Which lines of the records contain "manual"? Collect every one of them.

Stored data entries
━━━━
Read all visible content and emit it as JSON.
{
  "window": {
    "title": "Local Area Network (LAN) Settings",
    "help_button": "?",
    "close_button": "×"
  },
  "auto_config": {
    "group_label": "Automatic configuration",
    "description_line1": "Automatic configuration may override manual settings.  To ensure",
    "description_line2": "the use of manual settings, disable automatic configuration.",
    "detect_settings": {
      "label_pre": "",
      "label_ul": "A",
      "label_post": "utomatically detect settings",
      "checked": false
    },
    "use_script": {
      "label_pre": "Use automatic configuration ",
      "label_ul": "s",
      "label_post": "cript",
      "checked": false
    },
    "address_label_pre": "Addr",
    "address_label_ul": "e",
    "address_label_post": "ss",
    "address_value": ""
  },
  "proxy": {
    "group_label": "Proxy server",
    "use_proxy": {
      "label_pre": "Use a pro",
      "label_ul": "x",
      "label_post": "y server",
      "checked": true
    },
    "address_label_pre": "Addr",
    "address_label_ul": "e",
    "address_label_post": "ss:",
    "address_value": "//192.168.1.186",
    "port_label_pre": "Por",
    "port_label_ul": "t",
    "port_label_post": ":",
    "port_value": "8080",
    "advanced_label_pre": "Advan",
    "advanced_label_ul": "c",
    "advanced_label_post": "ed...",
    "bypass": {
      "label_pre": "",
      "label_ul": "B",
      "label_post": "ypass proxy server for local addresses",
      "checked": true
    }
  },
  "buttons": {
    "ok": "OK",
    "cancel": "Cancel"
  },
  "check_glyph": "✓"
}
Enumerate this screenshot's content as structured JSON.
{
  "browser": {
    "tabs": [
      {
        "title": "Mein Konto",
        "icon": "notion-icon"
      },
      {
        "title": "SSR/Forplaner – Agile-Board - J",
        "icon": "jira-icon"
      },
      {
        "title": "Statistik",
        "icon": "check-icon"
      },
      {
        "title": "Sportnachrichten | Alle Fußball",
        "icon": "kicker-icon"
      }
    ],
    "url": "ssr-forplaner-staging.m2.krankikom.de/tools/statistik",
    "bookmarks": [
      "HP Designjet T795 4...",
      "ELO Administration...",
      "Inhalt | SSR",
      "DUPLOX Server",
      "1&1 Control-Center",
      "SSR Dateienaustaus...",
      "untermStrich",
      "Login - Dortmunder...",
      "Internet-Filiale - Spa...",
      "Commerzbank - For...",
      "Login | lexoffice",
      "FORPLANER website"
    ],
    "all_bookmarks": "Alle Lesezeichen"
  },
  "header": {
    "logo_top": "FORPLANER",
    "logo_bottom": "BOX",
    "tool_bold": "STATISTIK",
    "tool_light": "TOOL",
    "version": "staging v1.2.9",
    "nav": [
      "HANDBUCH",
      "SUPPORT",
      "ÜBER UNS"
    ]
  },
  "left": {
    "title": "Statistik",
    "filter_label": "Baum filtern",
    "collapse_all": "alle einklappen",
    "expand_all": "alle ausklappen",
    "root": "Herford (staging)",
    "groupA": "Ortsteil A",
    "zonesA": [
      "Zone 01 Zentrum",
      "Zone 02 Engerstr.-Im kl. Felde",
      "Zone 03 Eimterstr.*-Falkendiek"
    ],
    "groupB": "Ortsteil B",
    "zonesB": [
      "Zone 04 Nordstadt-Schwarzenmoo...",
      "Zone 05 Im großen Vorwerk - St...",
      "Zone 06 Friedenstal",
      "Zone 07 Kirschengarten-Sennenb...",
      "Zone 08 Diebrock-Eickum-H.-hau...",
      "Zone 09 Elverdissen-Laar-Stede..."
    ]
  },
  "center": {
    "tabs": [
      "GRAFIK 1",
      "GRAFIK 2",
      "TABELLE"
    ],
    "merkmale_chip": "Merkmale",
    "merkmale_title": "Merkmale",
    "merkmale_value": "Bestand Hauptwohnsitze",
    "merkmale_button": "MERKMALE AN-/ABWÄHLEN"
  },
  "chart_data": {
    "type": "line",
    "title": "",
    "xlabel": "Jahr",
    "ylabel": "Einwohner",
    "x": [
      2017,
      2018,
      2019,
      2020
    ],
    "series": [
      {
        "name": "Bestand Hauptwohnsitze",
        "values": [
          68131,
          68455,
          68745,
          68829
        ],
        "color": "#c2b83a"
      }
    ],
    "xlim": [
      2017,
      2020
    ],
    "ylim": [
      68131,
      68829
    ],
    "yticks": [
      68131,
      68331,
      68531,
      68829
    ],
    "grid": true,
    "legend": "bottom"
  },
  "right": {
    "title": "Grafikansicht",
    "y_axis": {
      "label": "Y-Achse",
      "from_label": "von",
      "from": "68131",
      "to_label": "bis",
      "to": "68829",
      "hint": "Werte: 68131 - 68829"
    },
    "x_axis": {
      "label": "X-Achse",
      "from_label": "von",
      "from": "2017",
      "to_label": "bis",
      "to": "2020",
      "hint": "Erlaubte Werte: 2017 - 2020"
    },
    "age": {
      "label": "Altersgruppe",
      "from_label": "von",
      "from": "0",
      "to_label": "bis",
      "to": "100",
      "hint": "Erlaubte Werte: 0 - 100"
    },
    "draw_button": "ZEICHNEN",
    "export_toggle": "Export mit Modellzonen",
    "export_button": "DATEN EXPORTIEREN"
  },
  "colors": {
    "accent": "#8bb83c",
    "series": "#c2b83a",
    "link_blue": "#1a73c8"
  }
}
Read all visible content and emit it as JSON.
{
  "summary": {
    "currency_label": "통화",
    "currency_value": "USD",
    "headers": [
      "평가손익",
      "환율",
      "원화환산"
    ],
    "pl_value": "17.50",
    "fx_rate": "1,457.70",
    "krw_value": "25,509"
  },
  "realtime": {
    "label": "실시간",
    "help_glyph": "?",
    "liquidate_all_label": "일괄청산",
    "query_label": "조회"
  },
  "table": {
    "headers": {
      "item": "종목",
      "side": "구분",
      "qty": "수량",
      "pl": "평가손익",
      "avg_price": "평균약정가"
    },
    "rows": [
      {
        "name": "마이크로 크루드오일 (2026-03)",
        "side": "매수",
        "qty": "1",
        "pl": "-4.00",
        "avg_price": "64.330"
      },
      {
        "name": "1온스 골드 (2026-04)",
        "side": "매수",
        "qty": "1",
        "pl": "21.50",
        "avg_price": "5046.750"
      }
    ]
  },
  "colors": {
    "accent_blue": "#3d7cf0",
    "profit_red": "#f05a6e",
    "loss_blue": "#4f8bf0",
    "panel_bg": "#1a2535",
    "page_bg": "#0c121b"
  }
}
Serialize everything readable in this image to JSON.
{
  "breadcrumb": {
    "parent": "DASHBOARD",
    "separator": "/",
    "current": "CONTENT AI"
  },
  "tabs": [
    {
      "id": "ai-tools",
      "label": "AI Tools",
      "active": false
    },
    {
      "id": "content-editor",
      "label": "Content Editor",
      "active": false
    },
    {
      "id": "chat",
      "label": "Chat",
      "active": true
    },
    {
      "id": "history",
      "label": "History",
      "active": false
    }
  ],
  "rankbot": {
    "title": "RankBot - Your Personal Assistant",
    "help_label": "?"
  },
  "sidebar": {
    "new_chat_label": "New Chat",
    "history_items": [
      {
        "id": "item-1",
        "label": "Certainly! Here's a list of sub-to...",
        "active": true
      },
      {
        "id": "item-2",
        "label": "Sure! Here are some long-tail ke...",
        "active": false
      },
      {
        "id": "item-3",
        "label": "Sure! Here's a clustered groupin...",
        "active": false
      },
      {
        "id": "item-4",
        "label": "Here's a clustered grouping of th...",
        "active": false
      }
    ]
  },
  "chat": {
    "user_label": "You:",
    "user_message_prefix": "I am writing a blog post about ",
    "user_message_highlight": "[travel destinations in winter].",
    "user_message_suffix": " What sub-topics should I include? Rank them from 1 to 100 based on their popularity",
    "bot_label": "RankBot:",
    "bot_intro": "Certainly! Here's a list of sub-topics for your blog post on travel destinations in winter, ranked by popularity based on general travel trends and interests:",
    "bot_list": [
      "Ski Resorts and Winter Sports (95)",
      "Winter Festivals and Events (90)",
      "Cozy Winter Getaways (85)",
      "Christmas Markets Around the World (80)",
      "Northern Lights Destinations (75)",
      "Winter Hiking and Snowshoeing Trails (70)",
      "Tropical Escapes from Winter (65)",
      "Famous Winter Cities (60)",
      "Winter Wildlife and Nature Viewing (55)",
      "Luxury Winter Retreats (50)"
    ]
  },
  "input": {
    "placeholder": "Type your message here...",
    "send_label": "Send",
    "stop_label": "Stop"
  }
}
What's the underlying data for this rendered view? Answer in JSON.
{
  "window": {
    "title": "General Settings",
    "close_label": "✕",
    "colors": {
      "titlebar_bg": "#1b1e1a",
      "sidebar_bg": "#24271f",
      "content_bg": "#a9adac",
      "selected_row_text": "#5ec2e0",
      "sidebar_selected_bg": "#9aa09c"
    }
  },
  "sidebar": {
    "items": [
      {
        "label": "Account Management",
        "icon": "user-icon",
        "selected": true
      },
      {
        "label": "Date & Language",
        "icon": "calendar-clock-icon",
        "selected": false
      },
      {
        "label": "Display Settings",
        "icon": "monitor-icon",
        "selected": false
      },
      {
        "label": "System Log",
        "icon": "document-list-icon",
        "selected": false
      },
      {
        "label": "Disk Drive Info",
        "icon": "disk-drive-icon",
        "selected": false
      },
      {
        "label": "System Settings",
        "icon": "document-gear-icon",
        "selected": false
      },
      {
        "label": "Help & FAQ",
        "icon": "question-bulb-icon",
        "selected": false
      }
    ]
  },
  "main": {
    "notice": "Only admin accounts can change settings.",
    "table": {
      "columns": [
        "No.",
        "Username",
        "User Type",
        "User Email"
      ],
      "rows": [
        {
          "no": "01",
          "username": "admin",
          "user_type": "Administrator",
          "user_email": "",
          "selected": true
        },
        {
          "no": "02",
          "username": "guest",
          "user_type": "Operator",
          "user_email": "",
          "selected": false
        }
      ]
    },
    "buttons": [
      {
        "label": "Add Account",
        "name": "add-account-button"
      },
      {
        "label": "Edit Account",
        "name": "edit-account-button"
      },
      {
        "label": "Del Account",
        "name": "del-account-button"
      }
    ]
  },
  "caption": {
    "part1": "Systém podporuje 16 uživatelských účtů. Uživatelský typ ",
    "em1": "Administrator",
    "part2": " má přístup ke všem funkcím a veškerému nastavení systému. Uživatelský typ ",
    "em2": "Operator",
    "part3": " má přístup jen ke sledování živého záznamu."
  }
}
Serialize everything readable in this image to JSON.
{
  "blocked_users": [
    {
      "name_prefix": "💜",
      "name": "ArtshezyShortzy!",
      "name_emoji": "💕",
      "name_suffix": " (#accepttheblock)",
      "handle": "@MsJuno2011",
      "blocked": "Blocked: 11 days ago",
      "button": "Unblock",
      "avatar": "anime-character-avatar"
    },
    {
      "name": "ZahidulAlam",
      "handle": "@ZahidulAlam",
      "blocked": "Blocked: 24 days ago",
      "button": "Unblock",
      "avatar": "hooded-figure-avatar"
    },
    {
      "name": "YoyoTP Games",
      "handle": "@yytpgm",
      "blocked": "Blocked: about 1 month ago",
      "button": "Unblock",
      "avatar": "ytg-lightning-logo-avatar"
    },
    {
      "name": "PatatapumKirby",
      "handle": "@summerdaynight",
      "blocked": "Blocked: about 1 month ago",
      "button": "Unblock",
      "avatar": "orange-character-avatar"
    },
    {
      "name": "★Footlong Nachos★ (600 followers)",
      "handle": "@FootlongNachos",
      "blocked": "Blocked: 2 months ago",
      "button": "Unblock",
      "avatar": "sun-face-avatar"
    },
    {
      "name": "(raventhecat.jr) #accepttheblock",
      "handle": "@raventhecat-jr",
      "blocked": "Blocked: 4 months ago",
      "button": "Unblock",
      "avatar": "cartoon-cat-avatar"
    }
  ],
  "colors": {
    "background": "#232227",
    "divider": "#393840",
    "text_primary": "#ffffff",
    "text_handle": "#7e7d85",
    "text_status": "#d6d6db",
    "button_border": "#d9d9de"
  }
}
━━━━
### Reply to the exercise
    "description_line1": "Automatic configuration may override manual settings.  To ensure",
    "description_line2": "the use of manual settings, disable automatic configuration.",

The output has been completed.